• [Requirement]: Across the data below, how many lines hold "text"? Answer with that number and nothing else.

Collected data entries:
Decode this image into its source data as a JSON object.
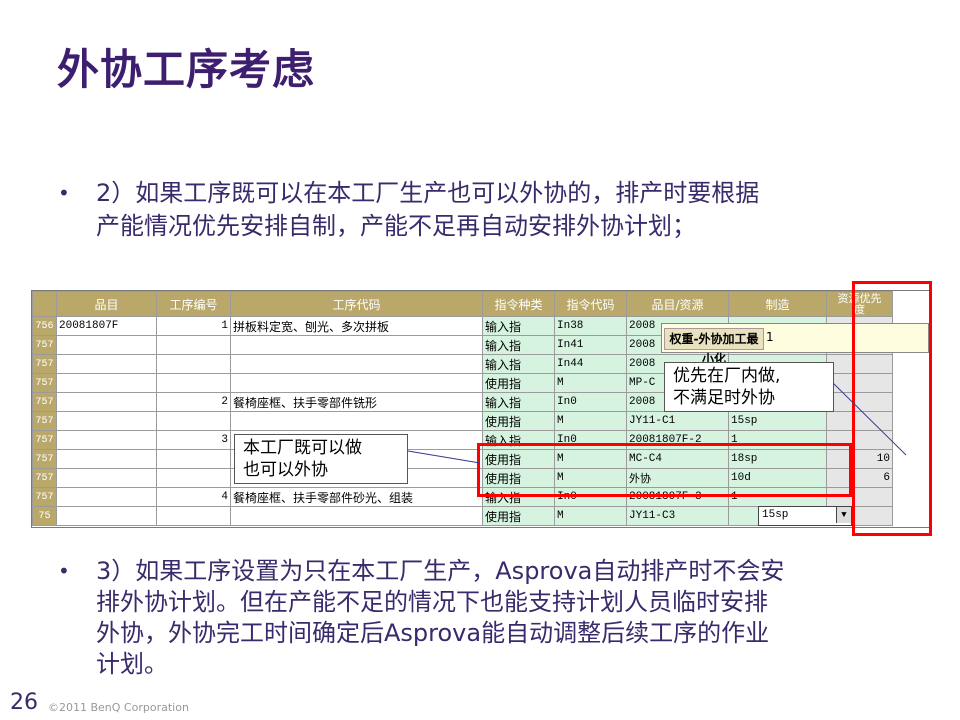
{
  "title": "外协工序考虑",
  "bullet1": {
    "line1": "2）如果工序既可以在本工厂生产也可以外协的，排产时要根据",
    "line2": "产能情况优先安排自制，产能不足再自动安排外协计划；"
  },
  "bullet2": {
    "line1": "3）如果工序设置为只在本工厂生产，Asprova自动排产时不会安",
    "line2": "排外协计划。但在产能不足的情况下也能支持计划人员临时安排",
    "line3": "外协，外协完工时间确定后Asprova能自动调整后续工序的作业",
    "line4": "计划。"
  },
  "bullet_symbol": "•",
  "grid": {
    "headers": {
      "item": "品目",
      "proc_no": "工序编号",
      "proc_code": "工序代码",
      "cmd_type": "指令种类",
      "cmd_code": "指令代码",
      "item_res": "品目/资源",
      "mfg": "制造",
      "priority_1": "资源优先",
      "priority_2": "度"
    },
    "rows": [
      {
        "rn": "756",
        "item": "20081807F",
        "no": "1",
        "proc": "拼板料定宽、刨光、多次拼板",
        "cmd": "输入指",
        "code": "In38",
        "res": "2008",
        "mfg": "",
        "pri": ""
      },
      {
        "rn": "757",
        "item": "",
        "no": "",
        "proc": "",
        "cmd": "输入指",
        "code": "In41",
        "res": "2008",
        "mfg": "",
        "pri": ""
      },
      {
        "rn": "757",
        "item": "",
        "no": "",
        "proc": "",
        "cmd": "输入指",
        "code": "In44",
        "res": "2008",
        "mfg": "",
        "pri": ""
      },
      {
        "rn": "757",
        "item": "",
        "no": "",
        "proc": "",
        "cmd": "使用指",
        "code": "M",
        "res": "MP-C",
        "mfg": "",
        "pri": ""
      },
      {
        "rn": "757",
        "item": "",
        "no": "2",
        "proc": "餐椅座框、扶手零部件铣形",
        "cmd": "输入指",
        "code": "In0",
        "res": "2008",
        "mfg": "",
        "pri": ""
      },
      {
        "rn": "757",
        "item": "",
        "no": "",
        "proc": "",
        "cmd": "使用指",
        "code": "M",
        "res": "JY11-C1",
        "mfg": "15sp",
        "pri": ""
      },
      {
        "rn": "757",
        "item": "",
        "no": "3",
        "proc": "",
        "cmd": "输入指",
        "code": "In0",
        "res": "20081807F-2",
        "mfg": "1",
        "pri": ""
      },
      {
        "rn": "757",
        "item": "",
        "no": "",
        "proc": "",
        "cmd": "使用指",
        "code": "M",
        "res": "MC-C4",
        "mfg": "18sp",
        "pri": "10"
      },
      {
        "rn": "757",
        "item": "",
        "no": "",
        "proc": "",
        "cmd": "使用指",
        "code": "M",
        "res": "外协",
        "mfg": "10d",
        "pri": "6"
      },
      {
        "rn": "757",
        "item": "",
        "no": "4",
        "proc": "餐椅座框、扶手零部件砂光、组装",
        "cmd": "输入指",
        "code": "In0",
        "res": "20081807F-3",
        "mfg": "1",
        "pri": ""
      },
      {
        "rn": "75",
        "item": "",
        "no": "",
        "proc": "",
        "cmd": "使用指",
        "code": "M",
        "res": "JY11-C3",
        "mfg": "",
        "pri": ""
      }
    ],
    "tooltip_label": "权重-外协加工最小化",
    "tooltip_value": "1",
    "dropdown_value": "15sp",
    "dropdown_arrow": "▼"
  },
  "callouts": {
    "inhouse_1": "优先在厂内做,",
    "inhouse_2": "不满足时外协",
    "either_1": "本工厂既可以做",
    "either_2": "也可以外协"
  },
  "footer": {
    "page": "26",
    "copyright": "©2011 BenQ Corporation"
  },
  "colors": {
    "title": "#3e1f6f",
    "header_bg": "#b9a86a",
    "cmd_bg": "#d6f3df",
    "highlight": "#ff0000"
  }
}
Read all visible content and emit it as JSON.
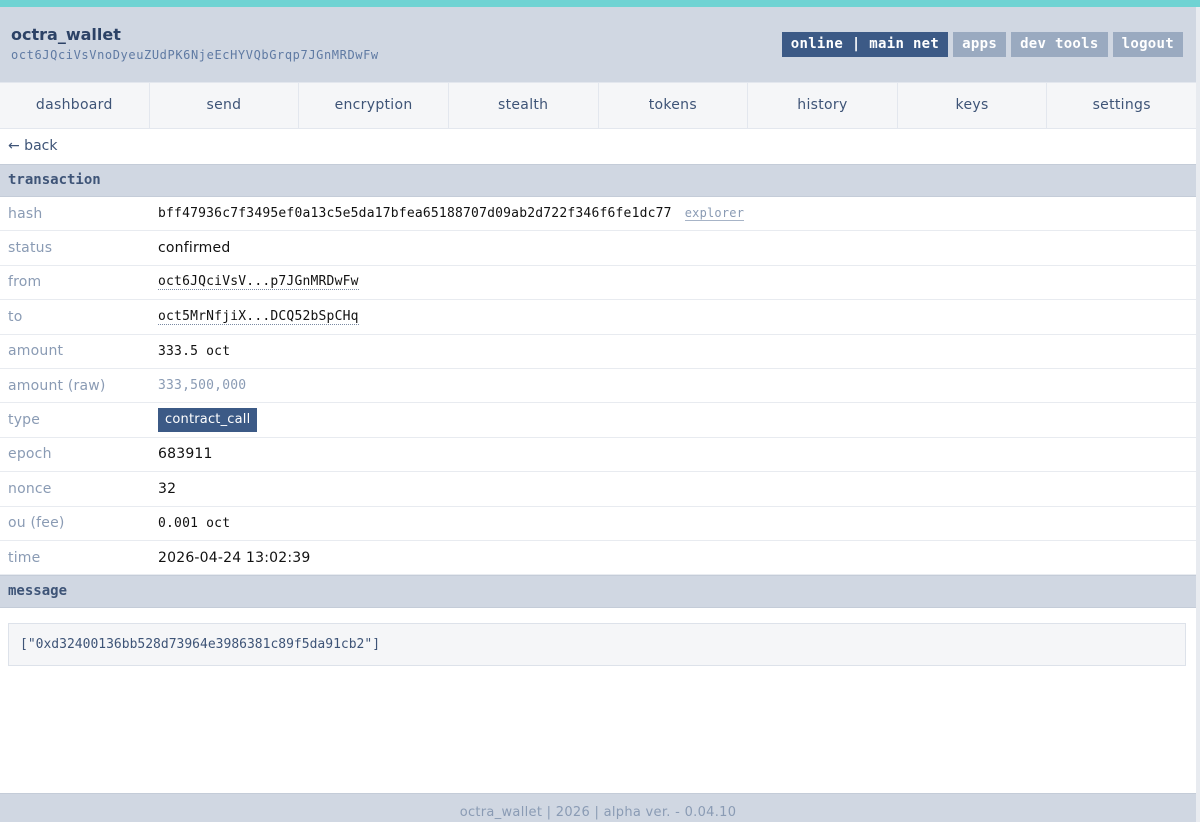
{
  "header": {
    "title": "octra_wallet",
    "address": "oct6JQciVsVnoDyeuZUdPK6NjeEcHYVQbGrqp7JGnMRDwFw",
    "network_status": "online | main net",
    "apps_label": "apps",
    "dev_tools_label": "dev tools",
    "logout_label": "logout"
  },
  "nav": {
    "items": [
      "dashboard",
      "send",
      "encryption",
      "stealth",
      "tokens",
      "history",
      "keys",
      "settings"
    ]
  },
  "back_label": "← back",
  "transaction": {
    "section_title": "transaction",
    "hash_label": "hash",
    "hash": "bff47936c7f3495ef0a13c5e5da17bfea65188707d09ab2d722f346f6fe1dc77",
    "explorer_label": "explorer",
    "status_label": "status",
    "status": "confirmed",
    "from_label": "from",
    "from": "oct6JQciVsV...p7JGnMRDwFw",
    "to_label": "to",
    "to": "oct5MrNfjiX...DCQ52bSpCHq",
    "amount_label": "amount",
    "amount": "333.5 oct",
    "amount_raw_label": "amount (raw)",
    "amount_raw": "333,500,000",
    "type_label": "type",
    "type": "contract_call",
    "epoch_label": "epoch",
    "epoch": "683911",
    "nonce_label": "nonce",
    "nonce": "32",
    "fee_label": "ou (fee)",
    "fee": "0.001 oct",
    "time_label": "time",
    "time": "2026-04-24 13:02:39"
  },
  "message": {
    "section_title": "message",
    "content": "[\"0xd32400136bb528d73964e3986381c89f5da91cb2\"]"
  },
  "footer": {
    "text": "octra_wallet | 2026 | alpha ver. - 0.04.10"
  },
  "colors": {
    "accent": "#6fd3d3",
    "header_bg": "#d0d7e2",
    "primary": "#3c5a86",
    "muted_button": "#9aaac0"
  }
}
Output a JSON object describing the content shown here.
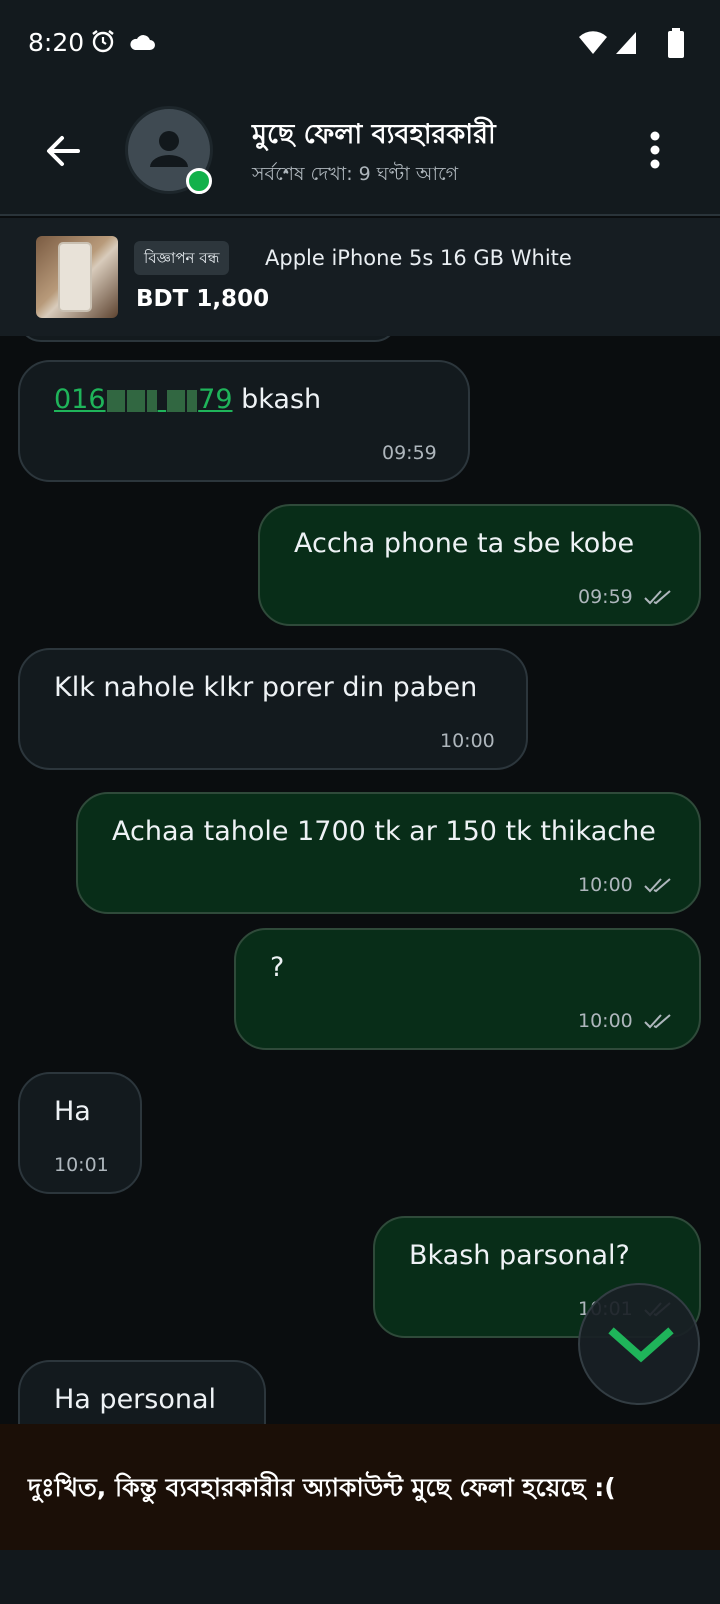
{
  "status_bar": {
    "time": "8:20",
    "icons": [
      "alarm-icon",
      "cloud-icon",
      "wifi-icon",
      "signal-icon",
      "battery-icon"
    ]
  },
  "header": {
    "name": "মুছে ফেলা ব্যবহারকারী",
    "last_seen": "সর্বশেষ দেখা: 9 ঘণ্টা আগে"
  },
  "ad": {
    "badge": "বিজ্ঞাপন বন্ধ",
    "title": "Apple iPhone 5s 16 GB White",
    "price": "BDT 1,800"
  },
  "messages": [
    {
      "dir": "in",
      "number_start": "016",
      "number_end": "79",
      "text": "bkash",
      "time": "09:59"
    },
    {
      "dir": "out",
      "text": "Accha phone ta sbe kobe",
      "time": "09:59"
    },
    {
      "dir": "in",
      "text": "Klk nahole klkr porer din paben",
      "time": "10:00"
    },
    {
      "dir": "out",
      "text": "Achaa tahole 1700 tk ar 150 tk thikache",
      "time": "10:00"
    },
    {
      "dir": "out",
      "text": "?",
      "time": "10:00"
    },
    {
      "dir": "in",
      "text": "Ha",
      "time": "10:01"
    },
    {
      "dir": "out",
      "text": "Bkash parsonal?",
      "time": "10:01"
    },
    {
      "dir": "in",
      "text": "Ha personal",
      "time": ""
    }
  ],
  "footer": {
    "deleted_notice": "দুঃখিত, কিন্তু ব্যবহারকারীর অ্যাকাউন্ট মুছে ফেলা হয়েছে :("
  },
  "colors": {
    "accent_green": "#1fb45a",
    "outgoing_bubble": "#082d18",
    "incoming_bubble": "#131a1e"
  }
}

• [Answer to this problem]: 9